Restate the records below word for word.

Listed records

☆ ☆ ☆ ☆ ☆ ☆ ☆

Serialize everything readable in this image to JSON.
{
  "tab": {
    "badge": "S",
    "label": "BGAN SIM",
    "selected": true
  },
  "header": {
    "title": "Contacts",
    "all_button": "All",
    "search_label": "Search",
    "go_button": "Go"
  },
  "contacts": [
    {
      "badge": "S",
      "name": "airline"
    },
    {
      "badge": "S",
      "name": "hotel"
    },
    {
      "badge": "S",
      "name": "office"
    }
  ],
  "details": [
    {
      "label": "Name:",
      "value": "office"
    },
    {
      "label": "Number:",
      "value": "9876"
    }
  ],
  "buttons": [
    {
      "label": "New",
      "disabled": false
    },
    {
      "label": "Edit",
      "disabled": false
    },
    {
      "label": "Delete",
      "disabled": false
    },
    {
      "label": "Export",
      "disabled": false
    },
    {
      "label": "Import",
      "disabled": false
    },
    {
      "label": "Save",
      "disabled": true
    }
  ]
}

☆ ☆ ☆ ☆ ☆ ☆ ☆

Solution
Serialize everything readable in this image to JSON.
{
  "tab": {
    "badge": "S",
    "label": "BGAN SIM",
    "selected": true
  },
  "header": {
    "title": "Contacts",
    "all_button": "All",
    "search_label": "Search",
    "go_button": "Go"
  },
  "contacts": [
    {
      "badge": "S",
      "name": "airline"
    },
    {
      "badge": "S",
      "name": "hotel"
    },
    {
      "badge": "S",
      "name": "office"
    }
  ],
  "details": [
    {
      "label": "Name:",
      "value": "office"
    },
    {
      "label": "Number:",
      "value": "9876"
    }
  ],
  "buttons": [
    {
      "label": "New",
      "disabled": false
    },
    {
      "label": "Edit",
      "disabled": false
    },
    {
      "label": "Delete",
      "disabled": false
    },
    {
      "label": "Export",
      "disabled": false
    },
    {
      "label": "Import",
      "disabled": false
    },
    {
      "label": "Save",
      "disabled": true
    }
  ]
}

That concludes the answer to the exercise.